* _PROBLEM DETAILS_
Print the entries in full, word for word, but not the pictures.

Data entries:
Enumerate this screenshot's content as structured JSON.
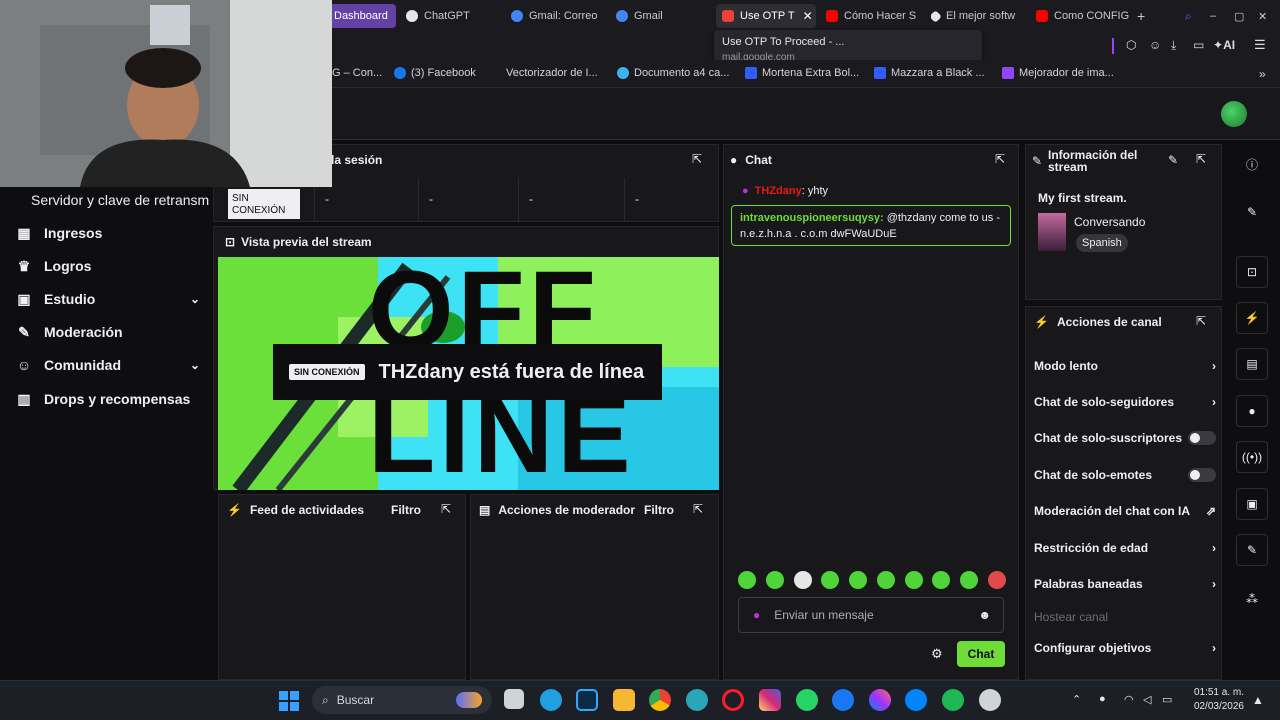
{
  "browser": {
    "tabs": [
      {
        "label": "Dashboard",
        "color": "#9147ff"
      },
      {
        "label": "ChatGPT",
        "color": "#e6e6e6"
      },
      {
        "label": "Gmail: Correo",
        "color": "#4285f4"
      },
      {
        "label": "Gmail",
        "color": "#4285f4"
      },
      {
        "label": "Use OTP T",
        "color": "#ea4335"
      },
      {
        "label": "Cómo Hacer S",
        "color": "#ff0000"
      },
      {
        "label": "El mejor softw",
        "color": "#e6e6e6"
      },
      {
        "label": "Como CONFIG",
        "color": "#ff0000"
      }
    ],
    "tooltip": {
      "title": "Use OTP To Proceed - ...",
      "url": "mail.google.com"
    },
    "bookmarks": [
      {
        "label": "G – Con...",
        "color": "#4285f4"
      },
      {
        "label": "(3) Facebook",
        "color": "#1877f2"
      },
      {
        "label": "Vectorizador de I...",
        "color": "#333333"
      },
      {
        "label": "Documento a4 ca...",
        "color": "#3bb3f0"
      },
      {
        "label": "Mortena Extra Bol...",
        "color": "#2f5dff"
      },
      {
        "label": "Mazzara a Black ...",
        "color": "#2f5dff"
      },
      {
        "label": "Mejorador de ima...",
        "color": "#9147ff"
      }
    ],
    "ai_label": "AI"
  },
  "sidebar": {
    "stream_key_label": "Servidor y clave de retransm",
    "items": [
      {
        "label": "Ingresos",
        "icon": "grid-icon",
        "glyph": "▦",
        "expand": false
      },
      {
        "label": "Logros",
        "icon": "trophy-icon",
        "glyph": "♛",
        "expand": false
      },
      {
        "label": "Estudio",
        "icon": "film-icon",
        "glyph": "▣",
        "expand": true
      },
      {
        "label": "Moderación",
        "icon": "wrench-icon",
        "glyph": "✎",
        "expand": false
      },
      {
        "label": "Comunidad",
        "icon": "people-icon",
        "glyph": "☺",
        "expand": true
      },
      {
        "label": "Drops y recompensas",
        "icon": "gift-icon",
        "glyph": "▥",
        "expand": false
      }
    ]
  },
  "session": {
    "title": "la sesión",
    "status_badge": "SIN CONEXIÓN",
    "values": [
      "-",
      "-",
      "-",
      "-"
    ]
  },
  "preview": {
    "title": "Vista previa del stream",
    "badge": "SIN CONEXIÓN",
    "offline_text": "THZdany está fuera de línea",
    "bg_word_top": "OFF",
    "bg_word_bottom": "LINE"
  },
  "feed": {
    "title": "Feed de actividades",
    "filter": "Filtro"
  },
  "mod_actions": {
    "title": "Acciones de moderador",
    "filter": "Filtro"
  },
  "chat": {
    "title": "Chat",
    "messages": [
      {
        "user": "THZdany",
        "text": ": yhty",
        "color": "#e91916"
      },
      {
        "user": "intravenouspioneersuqysy:",
        "text": " @thzdany come to us - n.e.z.h.n.a . c.o.m dwFWaUDuE",
        "color": "#6fdc37"
      }
    ],
    "placeholder": "Enviar un mensaje",
    "send_label": "Chat"
  },
  "stream_info": {
    "title": "Información del stream",
    "stream_title": "My first stream.",
    "category": "Conversando",
    "language": "Spanish"
  },
  "channel_actions": {
    "title": "Acciones de canal",
    "items": [
      {
        "label": "Modo lento",
        "control": "chevron"
      },
      {
        "label": "Chat de solo-seguidores",
        "control": "chevron"
      },
      {
        "label": "Chat de solo-suscriptores",
        "control": "toggle"
      },
      {
        "label": "Chat de solo-emotes",
        "control": "toggle"
      },
      {
        "label": "Moderación del chat con IA",
        "control": "external"
      },
      {
        "label": "Restricción de edad",
        "control": "chevron"
      },
      {
        "label": "Palabras baneadas",
        "control": "chevron"
      },
      {
        "label": "Hostear canal",
        "control": "disabled"
      },
      {
        "label": "Configurar objetivos",
        "control": "chevron"
      }
    ]
  },
  "taskbar": {
    "search_placeholder": "Buscar",
    "time": "01:51 a. m.",
    "date": "02/03/2026",
    "apps": [
      {
        "name": "file-explorer-icon",
        "color": "#f4c542"
      },
      {
        "name": "edge-icon",
        "color": "#1fa0e0"
      },
      {
        "name": "photoshop-icon",
        "color": "#31a8ff"
      },
      {
        "name": "folder-icon",
        "color": "#f7b733"
      },
      {
        "name": "chrome-icon",
        "color": "#34a853"
      },
      {
        "name": "app-icon",
        "color": "#2aa6b8"
      },
      {
        "name": "opera-icon",
        "color": "#ff1b2d"
      },
      {
        "name": "instagram-icon",
        "color": "#d62976"
      },
      {
        "name": "whatsapp-icon",
        "color": "#25d366"
      },
      {
        "name": "facebook-icon",
        "color": "#1877f2"
      },
      {
        "name": "messenger-icon",
        "color": "#a334fa"
      },
      {
        "name": "messenger-blue-icon",
        "color": "#0084ff"
      },
      {
        "name": "spotify-icon",
        "color": "#1db954"
      },
      {
        "name": "settings-app-icon",
        "color": "#cfd3da"
      }
    ]
  }
}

* _FINISHED ANSWER_
Enumerate this screenshot's content as structured JSON.
{
  "browser": {
    "tabs": [
      {
        "label": "Dashboard",
        "color": "#9147ff"
      },
      {
        "label": "ChatGPT",
        "color": "#e6e6e6"
      },
      {
        "label": "Gmail: Correo",
        "color": "#4285f4"
      },
      {
        "label": "Gmail",
        "color": "#4285f4"
      },
      {
        "label": "Use OTP T",
        "color": "#ea4335"
      },
      {
        "label": "Cómo Hacer S",
        "color": "#ff0000"
      },
      {
        "label": "El mejor softw",
        "color": "#e6e6e6"
      },
      {
        "label": "Como CONFIG",
        "color": "#ff0000"
      }
    ],
    "tooltip": {
      "title": "Use OTP To Proceed - ...",
      "url": "mail.google.com"
    },
    "bookmarks": [
      {
        "label": "G – Con...",
        "color": "#4285f4"
      },
      {
        "label": "(3) Facebook",
        "color": "#1877f2"
      },
      {
        "label": "Vectorizador de I...",
        "color": "#333333"
      },
      {
        "label": "Documento a4 ca...",
        "color": "#3bb3f0"
      },
      {
        "label": "Mortena Extra Bol...",
        "color": "#2f5dff"
      },
      {
        "label": "Mazzara a Black ...",
        "color": "#2f5dff"
      },
      {
        "label": "Mejorador de ima...",
        "color": "#9147ff"
      }
    ],
    "ai_label": "AI"
  },
  "sidebar": {
    "stream_key_label": "Servidor y clave de retransm",
    "items": [
      {
        "label": "Ingresos",
        "icon": "grid-icon",
        "glyph": "▦",
        "expand": false
      },
      {
        "label": "Logros",
        "icon": "trophy-icon",
        "glyph": "♛",
        "expand": false
      },
      {
        "label": "Estudio",
        "icon": "film-icon",
        "glyph": "▣",
        "expand": true
      },
      {
        "label": "Moderación",
        "icon": "wrench-icon",
        "glyph": "✎",
        "expand": false
      },
      {
        "label": "Comunidad",
        "icon": "people-icon",
        "glyph": "☺",
        "expand": true
      },
      {
        "label": "Drops y recompensas",
        "icon": "gift-icon",
        "glyph": "▥",
        "expand": false
      }
    ]
  },
  "session": {
    "title": "la sesión",
    "status_badge": "SIN CONEXIÓN",
    "values": [
      "-",
      "-",
      "-",
      "-"
    ]
  },
  "preview": {
    "title": "Vista previa del stream",
    "badge": "SIN CONEXIÓN",
    "offline_text": "THZdany está fuera de línea",
    "bg_word_top": "OFF",
    "bg_word_bottom": "LINE"
  },
  "feed": {
    "title": "Feed de actividades",
    "filter": "Filtro"
  },
  "mod_actions": {
    "title": "Acciones de moderador",
    "filter": "Filtro"
  },
  "chat": {
    "title": "Chat",
    "messages": [
      {
        "user": "THZdany",
        "text": ": yhty",
        "color": "#e91916"
      },
      {
        "user": "intravenouspioneersuqysy:",
        "text": " @thzdany come to us - n.e.z.h.n.a . c.o.m dwFWaUDuE",
        "color": "#6fdc37"
      }
    ],
    "placeholder": "Enviar un mensaje",
    "send_label": "Chat"
  },
  "stream_info": {
    "title": "Información del stream",
    "stream_title": "My first stream.",
    "category": "Conversando",
    "language": "Spanish"
  },
  "channel_actions": {
    "title": "Acciones de canal",
    "items": [
      {
        "label": "Modo lento",
        "control": "chevron"
      },
      {
        "label": "Chat de solo-seguidores",
        "control": "chevron"
      },
      {
        "label": "Chat de solo-suscriptores",
        "control": "toggle"
      },
      {
        "label": "Chat de solo-emotes",
        "control": "toggle"
      },
      {
        "label": "Moderación del chat con IA",
        "control": "external"
      },
      {
        "label": "Restricción de edad",
        "control": "chevron"
      },
      {
        "label": "Palabras baneadas",
        "control": "chevron"
      },
      {
        "label": "Hostear canal",
        "control": "disabled"
      },
      {
        "label": "Configurar objetivos",
        "control": "chevron"
      }
    ]
  },
  "taskbar": {
    "search_placeholder": "Buscar",
    "time": "01:51 a. m.",
    "date": "02/03/2026",
    "apps": [
      {
        "name": "file-explorer-icon",
        "color": "#f4c542"
      },
      {
        "name": "edge-icon",
        "color": "#1fa0e0"
      },
      {
        "name": "photoshop-icon",
        "color": "#31a8ff"
      },
      {
        "name": "folder-icon",
        "color": "#f7b733"
      },
      {
        "name": "chrome-icon",
        "color": "#34a853"
      },
      {
        "name": "app-icon",
        "color": "#2aa6b8"
      },
      {
        "name": "opera-icon",
        "color": "#ff1b2d"
      },
      {
        "name": "instagram-icon",
        "color": "#d62976"
      },
      {
        "name": "whatsapp-icon",
        "color": "#25d366"
      },
      {
        "name": "facebook-icon",
        "color": "#1877f2"
      },
      {
        "name": "messenger-icon",
        "color": "#a334fa"
      },
      {
        "name": "messenger-blue-icon",
        "color": "#0084ff"
      },
      {
        "name": "spotify-icon",
        "color": "#1db954"
      },
      {
        "name": "settings-app-icon",
        "color": "#cfd3da"
      }
    ]
  }
}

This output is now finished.